◆ **The problem**: Your task is to locate every line holding the string "this" and to copy each of them.

......

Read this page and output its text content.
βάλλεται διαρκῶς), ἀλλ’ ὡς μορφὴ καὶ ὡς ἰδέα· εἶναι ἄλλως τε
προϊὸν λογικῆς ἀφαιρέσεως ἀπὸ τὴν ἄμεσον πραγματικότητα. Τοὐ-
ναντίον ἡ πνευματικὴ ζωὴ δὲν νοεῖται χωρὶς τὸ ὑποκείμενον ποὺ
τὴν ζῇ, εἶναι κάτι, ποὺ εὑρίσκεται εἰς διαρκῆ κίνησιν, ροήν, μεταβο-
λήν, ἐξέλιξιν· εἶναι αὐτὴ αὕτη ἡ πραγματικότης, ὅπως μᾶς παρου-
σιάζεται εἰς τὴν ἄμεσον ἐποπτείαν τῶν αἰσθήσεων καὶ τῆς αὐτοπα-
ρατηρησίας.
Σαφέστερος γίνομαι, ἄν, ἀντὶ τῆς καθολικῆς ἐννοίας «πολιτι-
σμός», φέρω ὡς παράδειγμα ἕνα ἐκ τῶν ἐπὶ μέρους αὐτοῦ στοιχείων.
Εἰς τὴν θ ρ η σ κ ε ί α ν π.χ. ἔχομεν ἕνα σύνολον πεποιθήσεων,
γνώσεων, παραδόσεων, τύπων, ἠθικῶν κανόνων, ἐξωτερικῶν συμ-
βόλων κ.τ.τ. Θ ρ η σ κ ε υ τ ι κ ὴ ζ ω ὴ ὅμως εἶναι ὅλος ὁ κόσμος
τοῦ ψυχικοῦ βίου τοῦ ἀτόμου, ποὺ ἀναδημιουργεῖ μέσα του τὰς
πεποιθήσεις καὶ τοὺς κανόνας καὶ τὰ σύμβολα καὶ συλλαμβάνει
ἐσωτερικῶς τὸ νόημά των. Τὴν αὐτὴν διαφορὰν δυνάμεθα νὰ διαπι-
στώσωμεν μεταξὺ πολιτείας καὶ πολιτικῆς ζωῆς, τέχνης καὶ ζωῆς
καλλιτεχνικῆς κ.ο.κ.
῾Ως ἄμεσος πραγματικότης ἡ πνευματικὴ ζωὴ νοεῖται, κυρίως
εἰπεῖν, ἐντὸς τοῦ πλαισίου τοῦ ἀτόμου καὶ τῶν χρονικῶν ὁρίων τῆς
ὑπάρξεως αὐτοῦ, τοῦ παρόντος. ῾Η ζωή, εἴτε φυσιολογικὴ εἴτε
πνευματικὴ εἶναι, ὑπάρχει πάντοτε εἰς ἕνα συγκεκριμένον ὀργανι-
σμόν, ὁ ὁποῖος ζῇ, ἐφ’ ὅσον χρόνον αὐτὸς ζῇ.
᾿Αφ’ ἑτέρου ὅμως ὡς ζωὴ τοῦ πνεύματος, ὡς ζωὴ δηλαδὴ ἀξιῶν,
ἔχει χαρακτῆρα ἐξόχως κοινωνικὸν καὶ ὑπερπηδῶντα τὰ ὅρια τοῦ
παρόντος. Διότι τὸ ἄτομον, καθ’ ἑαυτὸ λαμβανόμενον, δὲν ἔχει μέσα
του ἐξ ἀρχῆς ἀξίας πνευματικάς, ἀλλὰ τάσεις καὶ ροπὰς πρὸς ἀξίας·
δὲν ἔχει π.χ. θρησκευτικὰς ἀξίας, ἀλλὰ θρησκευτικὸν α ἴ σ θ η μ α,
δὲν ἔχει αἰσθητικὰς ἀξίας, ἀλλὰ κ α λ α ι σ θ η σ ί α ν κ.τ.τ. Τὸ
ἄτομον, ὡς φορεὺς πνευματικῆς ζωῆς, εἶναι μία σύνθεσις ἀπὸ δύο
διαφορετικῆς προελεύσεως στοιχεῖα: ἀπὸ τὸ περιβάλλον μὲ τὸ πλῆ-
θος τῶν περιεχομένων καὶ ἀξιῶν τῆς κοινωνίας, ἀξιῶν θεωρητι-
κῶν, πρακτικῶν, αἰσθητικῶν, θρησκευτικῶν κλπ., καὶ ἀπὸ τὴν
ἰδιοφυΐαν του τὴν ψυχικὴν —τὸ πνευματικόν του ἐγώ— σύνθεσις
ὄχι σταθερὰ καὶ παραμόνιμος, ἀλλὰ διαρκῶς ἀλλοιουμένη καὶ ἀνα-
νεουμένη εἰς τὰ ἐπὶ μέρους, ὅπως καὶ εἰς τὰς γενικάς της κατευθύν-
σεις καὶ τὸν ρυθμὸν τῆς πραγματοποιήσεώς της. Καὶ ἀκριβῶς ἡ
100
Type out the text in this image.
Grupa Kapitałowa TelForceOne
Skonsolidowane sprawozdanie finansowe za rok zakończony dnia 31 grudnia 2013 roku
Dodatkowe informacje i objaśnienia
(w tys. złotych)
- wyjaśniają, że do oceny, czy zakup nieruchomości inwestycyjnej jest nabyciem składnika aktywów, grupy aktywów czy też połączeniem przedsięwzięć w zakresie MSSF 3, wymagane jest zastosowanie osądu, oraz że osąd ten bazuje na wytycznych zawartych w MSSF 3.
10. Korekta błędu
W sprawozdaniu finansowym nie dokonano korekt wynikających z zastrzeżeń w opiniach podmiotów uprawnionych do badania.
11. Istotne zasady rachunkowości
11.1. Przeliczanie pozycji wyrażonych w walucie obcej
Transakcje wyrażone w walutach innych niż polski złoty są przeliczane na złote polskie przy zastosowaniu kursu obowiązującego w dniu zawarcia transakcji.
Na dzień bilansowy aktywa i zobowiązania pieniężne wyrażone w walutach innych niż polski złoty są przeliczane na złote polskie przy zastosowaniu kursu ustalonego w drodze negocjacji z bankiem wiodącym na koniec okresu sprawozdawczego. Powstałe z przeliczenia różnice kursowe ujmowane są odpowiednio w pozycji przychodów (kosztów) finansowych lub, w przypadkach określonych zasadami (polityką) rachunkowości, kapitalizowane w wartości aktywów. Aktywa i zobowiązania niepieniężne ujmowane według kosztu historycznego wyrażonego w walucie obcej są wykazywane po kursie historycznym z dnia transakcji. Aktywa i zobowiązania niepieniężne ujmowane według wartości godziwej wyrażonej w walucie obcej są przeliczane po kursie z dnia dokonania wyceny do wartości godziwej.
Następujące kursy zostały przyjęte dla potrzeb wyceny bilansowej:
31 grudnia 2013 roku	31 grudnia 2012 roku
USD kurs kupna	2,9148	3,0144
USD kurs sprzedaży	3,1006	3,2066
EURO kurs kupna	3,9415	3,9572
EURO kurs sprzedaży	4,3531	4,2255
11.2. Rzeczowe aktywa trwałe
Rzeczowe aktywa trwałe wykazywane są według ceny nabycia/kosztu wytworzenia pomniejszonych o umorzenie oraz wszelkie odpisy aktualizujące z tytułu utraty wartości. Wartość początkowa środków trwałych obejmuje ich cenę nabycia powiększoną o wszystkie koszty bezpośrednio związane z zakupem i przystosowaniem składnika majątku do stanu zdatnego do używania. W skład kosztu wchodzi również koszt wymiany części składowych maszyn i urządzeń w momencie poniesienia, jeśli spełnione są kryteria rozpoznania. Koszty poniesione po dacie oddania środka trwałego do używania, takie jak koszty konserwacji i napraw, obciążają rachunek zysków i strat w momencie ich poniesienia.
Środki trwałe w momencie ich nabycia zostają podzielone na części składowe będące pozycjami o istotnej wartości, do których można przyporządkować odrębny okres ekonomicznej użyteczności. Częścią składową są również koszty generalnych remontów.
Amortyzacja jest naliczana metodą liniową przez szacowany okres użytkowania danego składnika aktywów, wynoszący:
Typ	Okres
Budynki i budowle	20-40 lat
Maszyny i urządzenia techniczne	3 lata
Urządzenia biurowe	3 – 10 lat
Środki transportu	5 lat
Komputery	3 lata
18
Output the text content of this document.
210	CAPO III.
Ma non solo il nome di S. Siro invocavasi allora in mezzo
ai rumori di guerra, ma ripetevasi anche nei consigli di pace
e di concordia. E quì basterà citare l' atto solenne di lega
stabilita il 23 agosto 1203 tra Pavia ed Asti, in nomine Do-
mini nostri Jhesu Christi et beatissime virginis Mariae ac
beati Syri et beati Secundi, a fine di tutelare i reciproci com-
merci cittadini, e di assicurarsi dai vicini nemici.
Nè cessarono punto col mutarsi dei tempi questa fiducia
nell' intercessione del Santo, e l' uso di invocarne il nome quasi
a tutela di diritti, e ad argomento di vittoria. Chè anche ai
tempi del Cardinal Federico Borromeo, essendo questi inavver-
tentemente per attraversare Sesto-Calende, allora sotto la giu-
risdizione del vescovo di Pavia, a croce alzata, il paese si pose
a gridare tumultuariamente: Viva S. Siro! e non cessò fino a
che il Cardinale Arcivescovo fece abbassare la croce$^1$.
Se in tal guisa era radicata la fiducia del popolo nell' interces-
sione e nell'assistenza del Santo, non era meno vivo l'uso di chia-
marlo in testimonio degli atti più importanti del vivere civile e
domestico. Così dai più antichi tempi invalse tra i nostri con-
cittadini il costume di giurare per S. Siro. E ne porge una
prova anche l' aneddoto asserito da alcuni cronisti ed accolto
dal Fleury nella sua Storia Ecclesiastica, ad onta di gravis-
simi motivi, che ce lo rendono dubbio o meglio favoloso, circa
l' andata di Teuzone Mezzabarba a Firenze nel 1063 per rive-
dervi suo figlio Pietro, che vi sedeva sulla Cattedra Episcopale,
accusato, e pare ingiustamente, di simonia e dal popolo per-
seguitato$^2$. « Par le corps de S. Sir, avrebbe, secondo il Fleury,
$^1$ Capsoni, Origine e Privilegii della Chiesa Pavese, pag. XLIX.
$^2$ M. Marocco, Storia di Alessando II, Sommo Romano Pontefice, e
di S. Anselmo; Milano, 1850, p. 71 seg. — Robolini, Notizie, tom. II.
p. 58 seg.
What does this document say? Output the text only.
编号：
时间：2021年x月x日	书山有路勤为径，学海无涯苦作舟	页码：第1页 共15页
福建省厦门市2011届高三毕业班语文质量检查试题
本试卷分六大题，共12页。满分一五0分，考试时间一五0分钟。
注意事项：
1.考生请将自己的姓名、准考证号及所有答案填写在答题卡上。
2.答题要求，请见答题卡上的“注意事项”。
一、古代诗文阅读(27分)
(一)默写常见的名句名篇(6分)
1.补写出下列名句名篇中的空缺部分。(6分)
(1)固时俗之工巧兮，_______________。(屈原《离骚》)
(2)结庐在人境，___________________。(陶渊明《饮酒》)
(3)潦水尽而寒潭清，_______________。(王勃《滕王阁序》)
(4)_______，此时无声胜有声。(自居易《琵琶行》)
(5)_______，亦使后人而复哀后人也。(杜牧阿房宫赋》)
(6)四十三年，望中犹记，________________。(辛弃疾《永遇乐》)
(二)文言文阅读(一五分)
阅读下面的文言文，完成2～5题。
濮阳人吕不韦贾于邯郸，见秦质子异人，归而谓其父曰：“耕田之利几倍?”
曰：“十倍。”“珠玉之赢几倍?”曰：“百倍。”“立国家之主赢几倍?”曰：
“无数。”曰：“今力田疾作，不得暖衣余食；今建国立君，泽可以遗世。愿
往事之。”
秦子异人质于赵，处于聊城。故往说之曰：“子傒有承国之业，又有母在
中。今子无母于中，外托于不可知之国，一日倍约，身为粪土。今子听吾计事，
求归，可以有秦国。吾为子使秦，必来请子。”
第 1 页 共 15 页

......

◆ **Result**:
Read this page and output its text content.
Type out the text in this image.
Output the text content of this document.
What does this document say? Output the text only.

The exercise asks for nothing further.